— start —

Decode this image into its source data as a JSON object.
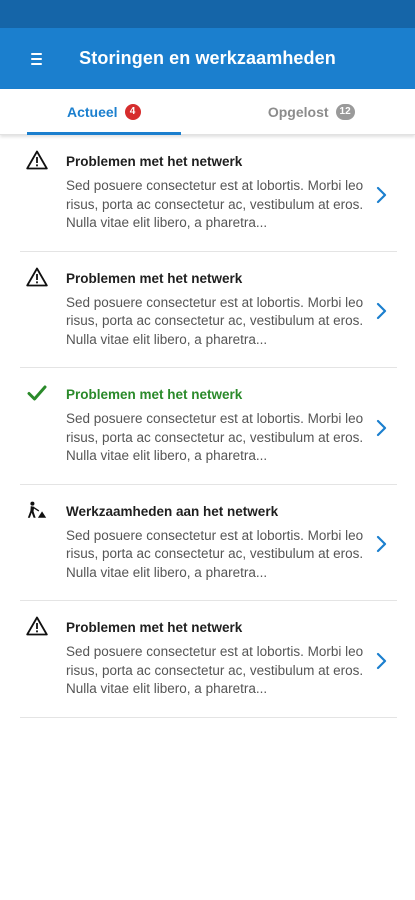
{
  "app_bar": {
    "title": "Storingen en werkzaamheden",
    "menu_icon": "hamburger-menu-icon",
    "color": "#1b7fce"
  },
  "tabs": [
    {
      "label": "Actueel",
      "badge": "4",
      "active": true
    },
    {
      "label": "Opgelost",
      "badge": "12",
      "active": false
    }
  ],
  "items": [
    {
      "icon": "warning-triangle-icon",
      "title": "Problemen met het netwerk",
      "description": "Sed posuere consectetur est at lobortis. Morbi leo risus, porta ac consectetur ac, vestibulum at eros. Nulla vitae elit libero, a pharetra..."
    },
    {
      "icon": "warning-triangle-icon",
      "title": "Problemen met het netwerk",
      "description": "Sed posuere consectetur est at lobortis. Morbi leo risus, porta ac consectetur ac, vestibulum at eros. Nulla vitae elit libero, a pharetra..."
    },
    {
      "icon": "checkmark-icon",
      "title": "Problemen met het netwerk",
      "description": "Sed posuere consectetur est at lobortis. Morbi leo risus, porta ac consectetur ac, vestibulum at eros. Nulla vitae elit libero, a pharetra...",
      "status_color": "#2a8a2a"
    },
    {
      "icon": "roadwork-icon",
      "title": "Werkzaamheden aan het netwerk",
      "description": "Sed posuere consectetur est at lobortis. Morbi leo risus, porta ac consectetur ac, vestibulum at eros. Nulla vitae elit libero, a pharetra..."
    },
    {
      "icon": "warning-triangle-icon",
      "title": "Problemen met het netwerk",
      "description": "Sed posuere consectetur est at lobortis. Morbi leo risus, porta ac consectetur ac, vestibulum at eros. Nulla vitae elit libero, a pharetra..."
    }
  ]
}
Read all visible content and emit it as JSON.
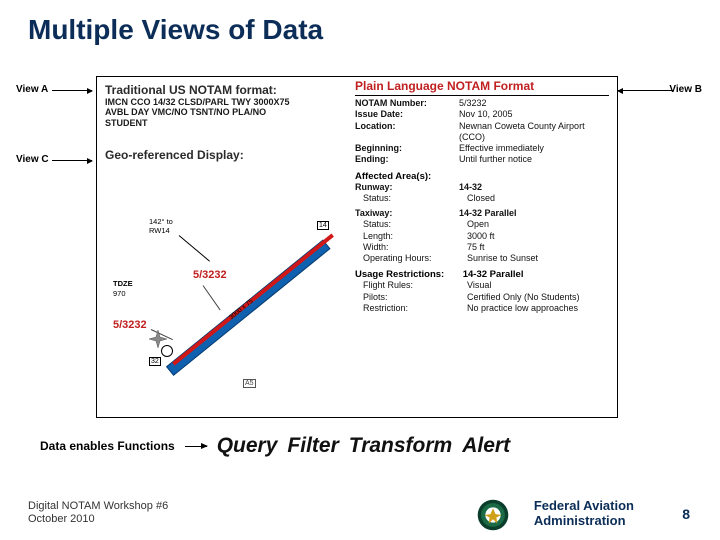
{
  "title": "Multiple Views of Data",
  "labels": {
    "view_a": "View A",
    "view_b": "View B",
    "view_c": "View C"
  },
  "viewA": {
    "heading": "Traditional US NOTAM format:",
    "text1": "IMCN CCO 14/32 CLSD/PARL TWY 3000X75",
    "text2": "AVBL DAY VMC/NO TSNT/NO PLA/NO",
    "text3": "STUDENT"
  },
  "viewB": {
    "heading": "Plain Language NOTAM Format",
    "rows": {
      "notam_number_l": "NOTAM Number:",
      "notam_number_v": "5/3232",
      "issue_date_l": "Issue Date:",
      "issue_date_v": "Nov 10, 2005",
      "location_l": "Location:",
      "location_v1": "Newnan Coweta County Airport",
      "location_v2": "(CCO)",
      "beginning_l": "Beginning:",
      "beginning_v": "Effective immediately",
      "ending_l": "Ending:",
      "ending_v": "Until further notice",
      "affected_hdr": "Affected Area(s):",
      "runway_l": "Runway:",
      "runway_v": "14-32",
      "status1_l": "Status:",
      "status1_v": "Closed",
      "taxiway_l": "Taxiway:",
      "taxiway_v": "14-32 Parallel",
      "status2_l": "Status:",
      "status2_v": "Open",
      "length_l": "Length:",
      "length_v": "3000 ft",
      "width_l": "Width:",
      "width_v": "75 ft",
      "ophours_l": "Operating Hours:",
      "ophours_v": "Sunrise to Sunset",
      "usage_hdr": "Usage Restrictions:",
      "usage_v": "14-32 Parallel",
      "flight_l": "Flight Rules:",
      "flight_v": "Visual",
      "pilots_l": "Pilots:",
      "pilots_v": "Certified Only (No Students)",
      "restriction_l": "Restriction:",
      "restriction_v": "No practice low approaches"
    }
  },
  "viewC": {
    "heading": "Geo-referenced Display:",
    "callout1": "142° to",
    "callout2": "RW14",
    "tdze_l": "TDZE",
    "tdze_v": "970",
    "ref1": "5/3232",
    "ref2": "5/3232",
    "a5": "A5",
    "dim_text": "3000 x 75"
  },
  "functions": {
    "lead": "Data enables Functions",
    "q": "Query",
    "f": "Filter",
    "t": "Transform",
    "a": "Alert"
  },
  "footer": {
    "line1": "Digital NOTAM Workshop #6",
    "line2": "October 2010",
    "org1": "Federal Aviation",
    "org2": "Administration",
    "page": "8"
  }
}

— end —

Brief » Take the data above and repeat it exactly, leaving each picture out.

The result »
Decode this image into its source data as a JSON object.
{
  "app_bar": {
    "title": "Storingen en werkzaamheden",
    "menu_icon": "hamburger-menu-icon",
    "color": "#1b7fce"
  },
  "tabs": [
    {
      "label": "Actueel",
      "badge": "4",
      "active": true
    },
    {
      "label": "Opgelost",
      "badge": "12",
      "active": false
    }
  ],
  "items": [
    {
      "icon": "warning-triangle-icon",
      "title": "Problemen met het netwerk",
      "description": "Sed posuere consectetur est at lobortis. Morbi leo risus, porta ac consectetur ac, vestibulum at eros. Nulla vitae elit libero, a pharetra..."
    },
    {
      "icon": "warning-triangle-icon",
      "title": "Problemen met het netwerk",
      "description": "Sed posuere consectetur est at lobortis. Morbi leo risus, porta ac consectetur ac, vestibulum at eros. Nulla vitae elit libero, a pharetra..."
    },
    {
      "icon": "checkmark-icon",
      "title": "Problemen met het netwerk",
      "description": "Sed posuere consectetur est at lobortis. Morbi leo risus, porta ac consectetur ac, vestibulum at eros. Nulla vitae elit libero, a pharetra...",
      "status_color": "#2a8a2a"
    },
    {
      "icon": "roadwork-icon",
      "title": "Werkzaamheden aan het netwerk",
      "description": "Sed posuere consectetur est at lobortis. Morbi leo risus, porta ac consectetur ac, vestibulum at eros. Nulla vitae elit libero, a pharetra..."
    },
    {
      "icon": "warning-triangle-icon",
      "title": "Problemen met het netwerk",
      "description": "Sed posuere consectetur est at lobortis. Morbi leo risus, porta ac consectetur ac, vestibulum at eros. Nulla vitae elit libero, a pharetra..."
    }
  ]
}
Read all visible content and emit it as JSON.
{
  "title": "Multiple Views of Data",
  "labels": {
    "view_a": "View A",
    "view_b": "View B",
    "view_c": "View C"
  },
  "viewA": {
    "heading": "Traditional US NOTAM format:",
    "text1": "IMCN CCO 14/32 CLSD/PARL TWY 3000X75",
    "text2": "AVBL DAY VMC/NO TSNT/NO PLA/NO",
    "text3": "STUDENT"
  },
  "viewB": {
    "heading": "Plain Language NOTAM Format",
    "rows": {
      "notam_number_l": "NOTAM Number:",
      "notam_number_v": "5/3232",
      "issue_date_l": "Issue Date:",
      "issue_date_v": "Nov 10, 2005",
      "location_l": "Location:",
      "location_v1": "Newnan Coweta County Airport",
      "location_v2": "(CCO)",
      "beginning_l": "Beginning:",
      "beginning_v": "Effective immediately",
      "ending_l": "Ending:",
      "ending_v": "Until further notice",
      "affected_hdr": "Affected Area(s):",
      "runway_l": "Runway:",
      "runway_v": "14-32",
      "status1_l": "Status:",
      "status1_v": "Closed",
      "taxiway_l": "Taxiway:",
      "taxiway_v": "14-32 Parallel",
      "status2_l": "Status:",
      "status2_v": "Open",
      "length_l": "Length:",
      "length_v": "3000 ft",
      "width_l": "Width:",
      "width_v": "75 ft",
      "ophours_l": "Operating Hours:",
      "ophours_v": "Sunrise to Sunset",
      "usage_hdr": "Usage Restrictions:",
      "usage_v": "14-32 Parallel",
      "flight_l": "Flight Rules:",
      "flight_v": "Visual",
      "pilots_l": "Pilots:",
      "pilots_v": "Certified Only (No Students)",
      "restriction_l": "Restriction:",
      "restriction_v": "No practice low approaches"
    }
  },
  "viewC": {
    "heading": "Geo-referenced Display:",
    "callout1": "142° to",
    "callout2": "RW14",
    "tdze_l": "TDZE",
    "tdze_v": "970",
    "ref1": "5/3232",
    "ref2": "5/3232",
    "a5": "A5",
    "dim_text": "3000 x 75"
  },
  "functions": {
    "lead": "Data enables Functions",
    "q": "Query",
    "f": "Filter",
    "t": "Transform",
    "a": "Alert"
  },
  "footer": {
    "line1": "Digital NOTAM Workshop #6",
    "line2": "October 2010",
    "org1": "Federal Aviation",
    "org2": "Administration",
    "page": "8"
  }
}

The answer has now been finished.